**INSTRUCTIONS TO FOLLOW:**
Rewrite all of the following items, replacing "screenshot" with "screen capture" throughout and leaving everything else unchanged.

------ ROWS ------

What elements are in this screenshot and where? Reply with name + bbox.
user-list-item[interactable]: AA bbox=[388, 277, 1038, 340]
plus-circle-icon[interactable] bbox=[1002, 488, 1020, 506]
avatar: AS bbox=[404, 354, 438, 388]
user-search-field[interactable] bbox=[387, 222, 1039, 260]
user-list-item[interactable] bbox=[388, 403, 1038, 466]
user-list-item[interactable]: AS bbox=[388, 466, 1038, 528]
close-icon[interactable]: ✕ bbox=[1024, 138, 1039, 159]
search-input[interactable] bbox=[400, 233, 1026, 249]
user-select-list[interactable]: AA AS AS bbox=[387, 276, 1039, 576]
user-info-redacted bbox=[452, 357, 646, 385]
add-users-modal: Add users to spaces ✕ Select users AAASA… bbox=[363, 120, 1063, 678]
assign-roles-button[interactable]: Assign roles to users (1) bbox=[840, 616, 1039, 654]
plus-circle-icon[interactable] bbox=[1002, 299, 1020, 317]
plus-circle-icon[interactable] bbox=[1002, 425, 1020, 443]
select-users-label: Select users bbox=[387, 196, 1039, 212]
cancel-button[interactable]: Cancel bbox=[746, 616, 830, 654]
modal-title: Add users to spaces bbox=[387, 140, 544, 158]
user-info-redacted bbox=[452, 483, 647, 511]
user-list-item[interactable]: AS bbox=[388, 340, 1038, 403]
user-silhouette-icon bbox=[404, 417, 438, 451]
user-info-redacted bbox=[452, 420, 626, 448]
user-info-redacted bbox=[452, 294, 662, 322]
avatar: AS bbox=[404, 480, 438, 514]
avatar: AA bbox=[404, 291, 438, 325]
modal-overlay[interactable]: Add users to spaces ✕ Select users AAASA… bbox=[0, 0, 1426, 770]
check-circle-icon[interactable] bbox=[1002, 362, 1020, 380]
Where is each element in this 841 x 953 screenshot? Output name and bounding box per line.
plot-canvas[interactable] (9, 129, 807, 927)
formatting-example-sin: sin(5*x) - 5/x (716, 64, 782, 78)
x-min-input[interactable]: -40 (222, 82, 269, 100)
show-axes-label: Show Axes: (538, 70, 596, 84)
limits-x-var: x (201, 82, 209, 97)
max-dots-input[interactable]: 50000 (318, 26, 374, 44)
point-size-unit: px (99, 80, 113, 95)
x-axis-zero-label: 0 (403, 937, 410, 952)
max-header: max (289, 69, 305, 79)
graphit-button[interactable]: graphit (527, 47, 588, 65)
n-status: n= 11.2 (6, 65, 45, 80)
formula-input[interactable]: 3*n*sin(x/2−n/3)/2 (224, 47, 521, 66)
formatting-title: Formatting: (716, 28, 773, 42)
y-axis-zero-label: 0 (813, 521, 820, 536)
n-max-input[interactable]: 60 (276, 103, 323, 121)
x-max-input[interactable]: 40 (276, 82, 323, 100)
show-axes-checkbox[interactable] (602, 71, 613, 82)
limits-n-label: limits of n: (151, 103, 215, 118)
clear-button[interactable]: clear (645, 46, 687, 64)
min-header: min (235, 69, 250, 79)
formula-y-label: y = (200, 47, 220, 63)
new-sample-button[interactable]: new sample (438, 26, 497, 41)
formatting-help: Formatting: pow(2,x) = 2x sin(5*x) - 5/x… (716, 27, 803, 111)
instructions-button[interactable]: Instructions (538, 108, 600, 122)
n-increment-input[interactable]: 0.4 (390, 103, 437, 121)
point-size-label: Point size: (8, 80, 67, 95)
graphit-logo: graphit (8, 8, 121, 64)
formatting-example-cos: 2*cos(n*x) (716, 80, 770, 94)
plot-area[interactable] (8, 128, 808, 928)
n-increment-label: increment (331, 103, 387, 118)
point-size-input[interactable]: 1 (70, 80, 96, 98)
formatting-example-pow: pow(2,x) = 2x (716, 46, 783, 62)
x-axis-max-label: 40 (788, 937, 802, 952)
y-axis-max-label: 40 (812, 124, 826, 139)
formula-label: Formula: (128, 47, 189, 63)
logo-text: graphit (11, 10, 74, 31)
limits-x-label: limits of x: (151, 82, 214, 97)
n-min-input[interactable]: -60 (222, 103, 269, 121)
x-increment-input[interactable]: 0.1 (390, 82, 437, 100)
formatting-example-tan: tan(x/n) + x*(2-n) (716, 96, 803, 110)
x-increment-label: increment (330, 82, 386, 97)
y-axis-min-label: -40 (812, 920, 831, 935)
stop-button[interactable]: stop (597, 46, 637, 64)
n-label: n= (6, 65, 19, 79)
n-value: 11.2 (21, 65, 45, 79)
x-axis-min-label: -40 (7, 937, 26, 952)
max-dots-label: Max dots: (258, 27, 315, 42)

------

**RESPONSE BELOW:**
What elements are in this screen capture and where? Reply with name + bbox.
user-list-item[interactable]: AA bbox=[388, 277, 1038, 340]
plus-circle-icon[interactable] bbox=[1002, 488, 1020, 506]
avatar: AS bbox=[404, 354, 438, 388]
user-search-field[interactable] bbox=[387, 222, 1039, 260]
user-list-item[interactable] bbox=[388, 403, 1038, 466]
user-list-item[interactable]: AS bbox=[388, 466, 1038, 528]
close-icon[interactable]: ✕ bbox=[1024, 138, 1039, 159]
search-input[interactable] bbox=[400, 233, 1026, 249]
user-select-list[interactable]: AA AS AS bbox=[387, 276, 1039, 576]
user-info-redacted bbox=[452, 357, 646, 385]
add-users-modal: Add users to spaces ✕ Select users AAASA… bbox=[363, 120, 1063, 678]
assign-roles-button[interactable]: Assign roles to users (1) bbox=[840, 616, 1039, 654]
plus-circle-icon[interactable] bbox=[1002, 299, 1020, 317]
plus-circle-icon[interactable] bbox=[1002, 425, 1020, 443]
select-users-label: Select users bbox=[387, 196, 1039, 212]
cancel-button[interactable]: Cancel bbox=[746, 616, 830, 654]
modal-title: Add users to spaces bbox=[387, 140, 544, 158]
user-info-redacted bbox=[452, 483, 647, 511]
user-list-item[interactable]: AS bbox=[388, 340, 1038, 403]
user-silhouette-icon bbox=[404, 417, 438, 451]
user-info-redacted bbox=[452, 420, 626, 448]
user-info-redacted bbox=[452, 294, 662, 322]
avatar: AS bbox=[404, 480, 438, 514]
avatar: AA bbox=[404, 291, 438, 325]
modal-overlay[interactable]: Add users to spaces ✕ Select users AAASA… bbox=[0, 0, 1426, 770]
check-circle-icon[interactable] bbox=[1002, 362, 1020, 380]
Where is each element in this 841 x 953 screen capture? Output name and bounding box per line.
plot-canvas[interactable] (9, 129, 807, 927)
formatting-example-sin: sin(5*x) - 5/x (716, 64, 782, 78)
x-min-input[interactable]: -40 (222, 82, 269, 100)
show-axes-label: Show Axes: (538, 70, 596, 84)
limits-x-var: x (201, 82, 209, 97)
max-dots-input[interactable]: 50000 (318, 26, 374, 44)
point-size-unit: px (99, 80, 113, 95)
x-axis-zero-label: 0 (403, 937, 410, 952)
max-header: max (289, 69, 305, 79)
graphit-button[interactable]: graphit (527, 47, 588, 65)
n-status: n= 11.2 (6, 65, 45, 80)
formula-input[interactable]: 3*n*sin(x/2−n/3)/2 (224, 47, 521, 66)
formatting-title: Formatting: (716, 28, 773, 42)
y-axis-zero-label: 0 (813, 521, 820, 536)
n-max-input[interactable]: 60 (276, 103, 323, 121)
x-max-input[interactable]: 40 (276, 82, 323, 100)
show-axes-checkbox[interactable] (602, 71, 613, 82)
limits-n-label: limits of n: (151, 103, 215, 118)
clear-button[interactable]: clear (645, 46, 687, 64)
min-header: min (235, 69, 250, 79)
formula-y-label: y = (200, 47, 220, 63)
new-sample-button[interactable]: new sample (438, 26, 497, 41)
formatting-help: Formatting: pow(2,x) = 2x sin(5*x) - 5/x… (716, 27, 803, 111)
instructions-button[interactable]: Instructions (538, 108, 600, 122)
n-increment-input[interactable]: 0.4 (390, 103, 437, 121)
point-size-label: Point size: (8, 80, 67, 95)
graphit-logo: graphit (8, 8, 121, 64)
formatting-example-cos: 2*cos(n*x) (716, 80, 770, 94)
plot-area[interactable] (8, 128, 808, 928)
n-increment-label: increment (331, 103, 387, 118)
point-size-input[interactable]: 1 (70, 80, 96, 98)
formatting-example-pow: pow(2,x) = 2x (716, 46, 783, 62)
x-axis-max-label: 40 (788, 937, 802, 952)
y-axis-max-label: 40 (812, 124, 826, 139)
formula-label: Formula: (128, 47, 189, 63)
logo-text: graphit (11, 10, 74, 31)
limits-x-label: limits of x: (151, 82, 214, 97)
n-min-input[interactable]: -60 (222, 103, 269, 121)
x-increment-input[interactable]: 0.1 (390, 82, 437, 100)
formatting-example-tan: tan(x/n) + x*(2-n) (716, 96, 803, 110)
x-increment-label: increment (330, 82, 386, 97)
y-axis-min-label: -40 (812, 920, 831, 935)
stop-button[interactable]: stop (597, 46, 637, 64)
n-label: n= (6, 65, 19, 79)
n-value: 11.2 (21, 65, 45, 79)
x-axis-min-label: -40 (7, 937, 26, 952)
max-dots-label: Max dots: (258, 27, 315, 42)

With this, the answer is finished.